■ Information shown ■
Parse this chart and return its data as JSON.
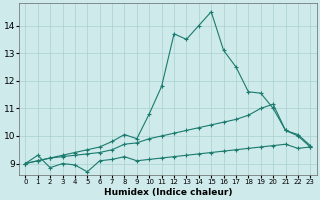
{
  "xlabel": "Humidex (Indice chaleur)",
  "bg_color": "#ceeaea",
  "line_color": "#1a7a6e",
  "grid_color": "#aacfcf",
  "xlim": [
    -0.5,
    23.5
  ],
  "ylim": [
    8.6,
    14.8
  ],
  "yticks": [
    9,
    10,
    11,
    12,
    13,
    14
  ],
  "xticks": [
    0,
    1,
    2,
    3,
    4,
    5,
    6,
    7,
    8,
    9,
    10,
    11,
    12,
    13,
    14,
    15,
    16,
    17,
    18,
    19,
    20,
    21,
    22,
    23
  ],
  "series": [
    {
      "x": [
        0,
        1,
        2,
        3,
        4,
        5,
        6,
        7,
        8,
        9,
        10,
        11,
        12,
        13,
        14,
        15,
        16,
        17,
        18,
        19,
        20,
        21,
        22,
        23
      ],
      "y": [
        9.0,
        9.3,
        8.85,
        9.0,
        8.95,
        8.7,
        9.1,
        9.15,
        9.25,
        9.1,
        9.15,
        9.2,
        9.25,
        9.3,
        9.35,
        9.4,
        9.45,
        9.5,
        9.55,
        9.6,
        9.65,
        9.7,
        9.55,
        9.6
      ]
    },
    {
      "x": [
        0,
        1,
        2,
        3,
        4,
        5,
        6,
        7,
        8,
        9,
        10,
        11,
        12,
        13,
        14,
        15,
        16,
        17,
        18,
        19,
        20,
        21,
        22,
        23
      ],
      "y": [
        9.0,
        9.1,
        9.2,
        9.25,
        9.3,
        9.35,
        9.4,
        9.5,
        9.7,
        9.75,
        9.9,
        10.0,
        10.1,
        10.2,
        10.3,
        10.4,
        10.5,
        10.6,
        10.75,
        11.0,
        11.15,
        10.2,
        10.05,
        9.65
      ]
    },
    {
      "x": [
        0,
        1,
        2,
        3,
        4,
        5,
        6,
        7,
        8,
        9,
        10,
        11,
        12,
        13,
        14,
        15,
        16,
        17,
        18,
        19,
        20,
        21,
        22,
        23
      ],
      "y": [
        9.0,
        9.1,
        9.2,
        9.3,
        9.4,
        9.5,
        9.6,
        9.8,
        10.05,
        9.9,
        10.8,
        11.8,
        13.7,
        13.5,
        14.0,
        14.5,
        13.1,
        12.5,
        11.6,
        11.55,
        11.0,
        10.2,
        10.0,
        9.6
      ]
    }
  ]
}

■ Problem description ■
Copy the material exactly. Do not include the pictures.

■ Solution for this task ■
Parse this chart and return its data as JSON.
{
  "xlabel": "Humidex (Indice chaleur)",
  "bg_color": "#ceeaea",
  "line_color": "#1a7a6e",
  "grid_color": "#aacfcf",
  "xlim": [
    -0.5,
    23.5
  ],
  "ylim": [
    8.6,
    14.8
  ],
  "yticks": [
    9,
    10,
    11,
    12,
    13,
    14
  ],
  "xticks": [
    0,
    1,
    2,
    3,
    4,
    5,
    6,
    7,
    8,
    9,
    10,
    11,
    12,
    13,
    14,
    15,
    16,
    17,
    18,
    19,
    20,
    21,
    22,
    23
  ],
  "series": [
    {
      "x": [
        0,
        1,
        2,
        3,
        4,
        5,
        6,
        7,
        8,
        9,
        10,
        11,
        12,
        13,
        14,
        15,
        16,
        17,
        18,
        19,
        20,
        21,
        22,
        23
      ],
      "y": [
        9.0,
        9.3,
        8.85,
        9.0,
        8.95,
        8.7,
        9.1,
        9.15,
        9.25,
        9.1,
        9.15,
        9.2,
        9.25,
        9.3,
        9.35,
        9.4,
        9.45,
        9.5,
        9.55,
        9.6,
        9.65,
        9.7,
        9.55,
        9.6
      ]
    },
    {
      "x": [
        0,
        1,
        2,
        3,
        4,
        5,
        6,
        7,
        8,
        9,
        10,
        11,
        12,
        13,
        14,
        15,
        16,
        17,
        18,
        19,
        20,
        21,
        22,
        23
      ],
      "y": [
        9.0,
        9.1,
        9.2,
        9.25,
        9.3,
        9.35,
        9.4,
        9.5,
        9.7,
        9.75,
        9.9,
        10.0,
        10.1,
        10.2,
        10.3,
        10.4,
        10.5,
        10.6,
        10.75,
        11.0,
        11.15,
        10.2,
        10.05,
        9.65
      ]
    },
    {
      "x": [
        0,
        1,
        2,
        3,
        4,
        5,
        6,
        7,
        8,
        9,
        10,
        11,
        12,
        13,
        14,
        15,
        16,
        17,
        18,
        19,
        20,
        21,
        22,
        23
      ],
      "y": [
        9.0,
        9.1,
        9.2,
        9.3,
        9.4,
        9.5,
        9.6,
        9.8,
        10.05,
        9.9,
        10.8,
        11.8,
        13.7,
        13.5,
        14.0,
        14.5,
        13.1,
        12.5,
        11.6,
        11.55,
        11.0,
        10.2,
        10.0,
        9.6
      ]
    }
  ]
}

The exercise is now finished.